- [Your instructions]
Reproduce the full listing that appears beneath this instruction exactly.
* begin *
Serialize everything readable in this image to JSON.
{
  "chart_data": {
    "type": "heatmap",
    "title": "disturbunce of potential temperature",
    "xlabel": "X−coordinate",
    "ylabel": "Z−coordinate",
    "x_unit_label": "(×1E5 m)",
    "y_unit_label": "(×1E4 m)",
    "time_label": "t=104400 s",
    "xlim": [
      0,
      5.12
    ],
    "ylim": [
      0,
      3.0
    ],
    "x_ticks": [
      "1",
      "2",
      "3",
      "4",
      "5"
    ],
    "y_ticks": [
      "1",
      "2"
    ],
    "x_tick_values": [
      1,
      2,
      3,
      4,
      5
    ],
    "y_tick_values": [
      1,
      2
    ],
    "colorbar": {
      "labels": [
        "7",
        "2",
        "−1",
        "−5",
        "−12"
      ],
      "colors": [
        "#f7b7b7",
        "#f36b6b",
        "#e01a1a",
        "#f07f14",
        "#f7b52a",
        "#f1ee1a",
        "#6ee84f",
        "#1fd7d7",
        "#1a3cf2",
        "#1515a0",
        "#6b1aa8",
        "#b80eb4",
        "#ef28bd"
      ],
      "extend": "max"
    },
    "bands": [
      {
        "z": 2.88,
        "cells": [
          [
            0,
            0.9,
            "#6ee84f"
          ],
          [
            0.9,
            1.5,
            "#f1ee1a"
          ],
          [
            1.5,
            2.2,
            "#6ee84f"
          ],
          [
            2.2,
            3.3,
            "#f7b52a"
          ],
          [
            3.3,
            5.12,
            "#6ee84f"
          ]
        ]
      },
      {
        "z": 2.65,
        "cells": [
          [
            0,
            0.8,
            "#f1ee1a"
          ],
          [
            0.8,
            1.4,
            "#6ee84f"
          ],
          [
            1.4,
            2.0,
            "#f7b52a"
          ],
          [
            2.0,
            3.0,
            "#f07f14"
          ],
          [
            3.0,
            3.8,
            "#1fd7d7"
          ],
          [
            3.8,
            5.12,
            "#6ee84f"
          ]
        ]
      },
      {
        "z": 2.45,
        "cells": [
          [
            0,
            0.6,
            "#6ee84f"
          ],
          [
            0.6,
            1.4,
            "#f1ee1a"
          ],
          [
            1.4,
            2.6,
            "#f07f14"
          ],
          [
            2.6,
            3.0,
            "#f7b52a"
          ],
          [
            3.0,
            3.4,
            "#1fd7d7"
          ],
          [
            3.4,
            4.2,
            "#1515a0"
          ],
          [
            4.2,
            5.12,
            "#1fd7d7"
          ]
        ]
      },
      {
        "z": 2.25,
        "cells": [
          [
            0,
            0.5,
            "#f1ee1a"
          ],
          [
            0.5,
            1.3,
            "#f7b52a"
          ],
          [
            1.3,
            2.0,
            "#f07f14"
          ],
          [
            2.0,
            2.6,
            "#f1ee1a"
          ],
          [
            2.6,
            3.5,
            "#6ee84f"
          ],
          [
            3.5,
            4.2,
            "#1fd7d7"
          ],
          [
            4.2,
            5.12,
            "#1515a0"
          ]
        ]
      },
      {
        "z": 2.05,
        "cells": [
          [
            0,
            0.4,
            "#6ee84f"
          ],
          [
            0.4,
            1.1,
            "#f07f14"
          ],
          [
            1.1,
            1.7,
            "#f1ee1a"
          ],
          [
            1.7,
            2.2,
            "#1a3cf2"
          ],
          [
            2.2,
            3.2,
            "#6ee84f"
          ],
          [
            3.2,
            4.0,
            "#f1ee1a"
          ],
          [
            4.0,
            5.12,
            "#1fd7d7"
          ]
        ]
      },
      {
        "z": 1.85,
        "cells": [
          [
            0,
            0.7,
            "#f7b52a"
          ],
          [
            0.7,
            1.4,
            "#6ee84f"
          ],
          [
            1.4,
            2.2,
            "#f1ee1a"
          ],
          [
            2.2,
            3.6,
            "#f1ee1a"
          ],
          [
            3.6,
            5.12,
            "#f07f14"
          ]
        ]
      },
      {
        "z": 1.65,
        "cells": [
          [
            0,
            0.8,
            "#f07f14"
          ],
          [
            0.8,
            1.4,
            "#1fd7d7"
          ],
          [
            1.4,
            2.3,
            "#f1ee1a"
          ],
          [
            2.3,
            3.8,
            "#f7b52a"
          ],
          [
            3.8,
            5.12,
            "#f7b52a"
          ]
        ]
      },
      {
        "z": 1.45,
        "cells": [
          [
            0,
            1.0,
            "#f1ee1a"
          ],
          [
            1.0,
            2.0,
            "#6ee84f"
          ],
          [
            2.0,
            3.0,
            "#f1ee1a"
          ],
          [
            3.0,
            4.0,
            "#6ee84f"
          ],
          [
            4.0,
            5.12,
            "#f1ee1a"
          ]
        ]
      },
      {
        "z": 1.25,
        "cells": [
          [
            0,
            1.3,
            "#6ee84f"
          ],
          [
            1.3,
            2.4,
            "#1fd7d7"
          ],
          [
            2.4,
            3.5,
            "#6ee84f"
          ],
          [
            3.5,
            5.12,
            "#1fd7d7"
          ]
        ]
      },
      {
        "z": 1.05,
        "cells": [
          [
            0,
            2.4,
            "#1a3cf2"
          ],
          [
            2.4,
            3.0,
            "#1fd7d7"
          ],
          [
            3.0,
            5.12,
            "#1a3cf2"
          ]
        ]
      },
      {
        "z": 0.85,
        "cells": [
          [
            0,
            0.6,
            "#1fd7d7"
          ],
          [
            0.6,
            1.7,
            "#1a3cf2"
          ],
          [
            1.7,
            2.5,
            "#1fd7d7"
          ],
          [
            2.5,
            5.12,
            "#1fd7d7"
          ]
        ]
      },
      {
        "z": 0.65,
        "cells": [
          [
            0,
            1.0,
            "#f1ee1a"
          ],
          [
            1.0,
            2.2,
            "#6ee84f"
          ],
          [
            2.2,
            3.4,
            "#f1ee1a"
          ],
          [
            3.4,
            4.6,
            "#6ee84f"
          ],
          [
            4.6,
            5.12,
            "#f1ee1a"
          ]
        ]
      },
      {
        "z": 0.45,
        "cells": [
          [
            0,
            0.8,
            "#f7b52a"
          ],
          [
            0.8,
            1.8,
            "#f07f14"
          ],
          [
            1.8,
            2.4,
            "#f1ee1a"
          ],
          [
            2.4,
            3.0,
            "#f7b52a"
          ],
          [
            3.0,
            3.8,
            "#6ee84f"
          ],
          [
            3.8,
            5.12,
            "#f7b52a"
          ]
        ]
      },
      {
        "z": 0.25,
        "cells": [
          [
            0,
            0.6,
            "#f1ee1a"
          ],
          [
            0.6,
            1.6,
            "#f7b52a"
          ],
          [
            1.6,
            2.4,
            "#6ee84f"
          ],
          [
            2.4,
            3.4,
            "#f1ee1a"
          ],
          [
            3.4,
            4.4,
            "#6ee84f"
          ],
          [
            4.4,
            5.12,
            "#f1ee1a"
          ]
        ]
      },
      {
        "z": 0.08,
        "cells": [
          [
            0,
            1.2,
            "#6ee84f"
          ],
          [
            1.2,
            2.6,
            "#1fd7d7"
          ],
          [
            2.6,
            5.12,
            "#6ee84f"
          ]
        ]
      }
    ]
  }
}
* end *
- [Answer]
Serialize everything readable in this image to JSON.
{
  "chart_data": {
    "type": "heatmap",
    "title": "disturbunce of potential temperature",
    "xlabel": "X−coordinate",
    "ylabel": "Z−coordinate",
    "x_unit_label": "(×1E5 m)",
    "y_unit_label": "(×1E4 m)",
    "time_label": "t=104400 s",
    "xlim": [
      0,
      5.12
    ],
    "ylim": [
      0,
      3.0
    ],
    "x_ticks": [
      "1",
      "2",
      "3",
      "4",
      "5"
    ],
    "y_ticks": [
      "1",
      "2"
    ],
    "x_tick_values": [
      1,
      2,
      3,
      4,
      5
    ],
    "y_tick_values": [
      1,
      2
    ],
    "colorbar": {
      "labels": [
        "7",
        "2",
        "−1",
        "−5",
        "−12"
      ],
      "colors": [
        "#f7b7b7",
        "#f36b6b",
        "#e01a1a",
        "#f07f14",
        "#f7b52a",
        "#f1ee1a",
        "#6ee84f",
        "#1fd7d7",
        "#1a3cf2",
        "#1515a0",
        "#6b1aa8",
        "#b80eb4",
        "#ef28bd"
      ],
      "extend": "max"
    },
    "bands": [
      {
        "z": 2.88,
        "cells": [
          [
            0,
            0.9,
            "#6ee84f"
          ],
          [
            0.9,
            1.5,
            "#f1ee1a"
          ],
          [
            1.5,
            2.2,
            "#6ee84f"
          ],
          [
            2.2,
            3.3,
            "#f7b52a"
          ],
          [
            3.3,
            5.12,
            "#6ee84f"
          ]
        ]
      },
      {
        "z": 2.65,
        "cells": [
          [
            0,
            0.8,
            "#f1ee1a"
          ],
          [
            0.8,
            1.4,
            "#6ee84f"
          ],
          [
            1.4,
            2.0,
            "#f7b52a"
          ],
          [
            2.0,
            3.0,
            "#f07f14"
          ],
          [
            3.0,
            3.8,
            "#1fd7d7"
          ],
          [
            3.8,
            5.12,
            "#6ee84f"
          ]
        ]
      },
      {
        "z": 2.45,
        "cells": [
          [
            0,
            0.6,
            "#6ee84f"
          ],
          [
            0.6,
            1.4,
            "#f1ee1a"
          ],
          [
            1.4,
            2.6,
            "#f07f14"
          ],
          [
            2.6,
            3.0,
            "#f7b52a"
          ],
          [
            3.0,
            3.4,
            "#1fd7d7"
          ],
          [
            3.4,
            4.2,
            "#1515a0"
          ],
          [
            4.2,
            5.12,
            "#1fd7d7"
          ]
        ]
      },
      {
        "z": 2.25,
        "cells": [
          [
            0,
            0.5,
            "#f1ee1a"
          ],
          [
            0.5,
            1.3,
            "#f7b52a"
          ],
          [
            1.3,
            2.0,
            "#f07f14"
          ],
          [
            2.0,
            2.6,
            "#f1ee1a"
          ],
          [
            2.6,
            3.5,
            "#6ee84f"
          ],
          [
            3.5,
            4.2,
            "#1fd7d7"
          ],
          [
            4.2,
            5.12,
            "#1515a0"
          ]
        ]
      },
      {
        "z": 2.05,
        "cells": [
          [
            0,
            0.4,
            "#6ee84f"
          ],
          [
            0.4,
            1.1,
            "#f07f14"
          ],
          [
            1.1,
            1.7,
            "#f1ee1a"
          ],
          [
            1.7,
            2.2,
            "#1a3cf2"
          ],
          [
            2.2,
            3.2,
            "#6ee84f"
          ],
          [
            3.2,
            4.0,
            "#f1ee1a"
          ],
          [
            4.0,
            5.12,
            "#1fd7d7"
          ]
        ]
      },
      {
        "z": 1.85,
        "cells": [
          [
            0,
            0.7,
            "#f7b52a"
          ],
          [
            0.7,
            1.4,
            "#6ee84f"
          ],
          [
            1.4,
            2.2,
            "#f1ee1a"
          ],
          [
            2.2,
            3.6,
            "#f1ee1a"
          ],
          [
            3.6,
            5.12,
            "#f07f14"
          ]
        ]
      },
      {
        "z": 1.65,
        "cells": [
          [
            0,
            0.8,
            "#f07f14"
          ],
          [
            0.8,
            1.4,
            "#1fd7d7"
          ],
          [
            1.4,
            2.3,
            "#f1ee1a"
          ],
          [
            2.3,
            3.8,
            "#f7b52a"
          ],
          [
            3.8,
            5.12,
            "#f7b52a"
          ]
        ]
      },
      {
        "z": 1.45,
        "cells": [
          [
            0,
            1.0,
            "#f1ee1a"
          ],
          [
            1.0,
            2.0,
            "#6ee84f"
          ],
          [
            2.0,
            3.0,
            "#f1ee1a"
          ],
          [
            3.0,
            4.0,
            "#6ee84f"
          ],
          [
            4.0,
            5.12,
            "#f1ee1a"
          ]
        ]
      },
      {
        "z": 1.25,
        "cells": [
          [
            0,
            1.3,
            "#6ee84f"
          ],
          [
            1.3,
            2.4,
            "#1fd7d7"
          ],
          [
            2.4,
            3.5,
            "#6ee84f"
          ],
          [
            3.5,
            5.12,
            "#1fd7d7"
          ]
        ]
      },
      {
        "z": 1.05,
        "cells": [
          [
            0,
            2.4,
            "#1a3cf2"
          ],
          [
            2.4,
            3.0,
            "#1fd7d7"
          ],
          [
            3.0,
            5.12,
            "#1a3cf2"
          ]
        ]
      },
      {
        "z": 0.85,
        "cells": [
          [
            0,
            0.6,
            "#1fd7d7"
          ],
          [
            0.6,
            1.7,
            "#1a3cf2"
          ],
          [
            1.7,
            2.5,
            "#1fd7d7"
          ],
          [
            2.5,
            5.12,
            "#1fd7d7"
          ]
        ]
      },
      {
        "z": 0.65,
        "cells": [
          [
            0,
            1.0,
            "#f1ee1a"
          ],
          [
            1.0,
            2.2,
            "#6ee84f"
          ],
          [
            2.2,
            3.4,
            "#f1ee1a"
          ],
          [
            3.4,
            4.6,
            "#6ee84f"
          ],
          [
            4.6,
            5.12,
            "#f1ee1a"
          ]
        ]
      },
      {
        "z": 0.45,
        "cells": [
          [
            0,
            0.8,
            "#f7b52a"
          ],
          [
            0.8,
            1.8,
            "#f07f14"
          ],
          [
            1.8,
            2.4,
            "#f1ee1a"
          ],
          [
            2.4,
            3.0,
            "#f7b52a"
          ],
          [
            3.0,
            3.8,
            "#6ee84f"
          ],
          [
            3.8,
            5.12,
            "#f7b52a"
          ]
        ]
      },
      {
        "z": 0.25,
        "cells": [
          [
            0,
            0.6,
            "#f1ee1a"
          ],
          [
            0.6,
            1.6,
            "#f7b52a"
          ],
          [
            1.6,
            2.4,
            "#6ee84f"
          ],
          [
            2.4,
            3.4,
            "#f1ee1a"
          ],
          [
            3.4,
            4.4,
            "#6ee84f"
          ],
          [
            4.4,
            5.12,
            "#f1ee1a"
          ]
        ]
      },
      {
        "z": 0.08,
        "cells": [
          [
            0,
            1.2,
            "#6ee84f"
          ],
          [
            1.2,
            2.6,
            "#1fd7d7"
          ],
          [
            2.6,
            5.12,
            "#6ee84f"
          ]
        ]
      }
    ]
  }
}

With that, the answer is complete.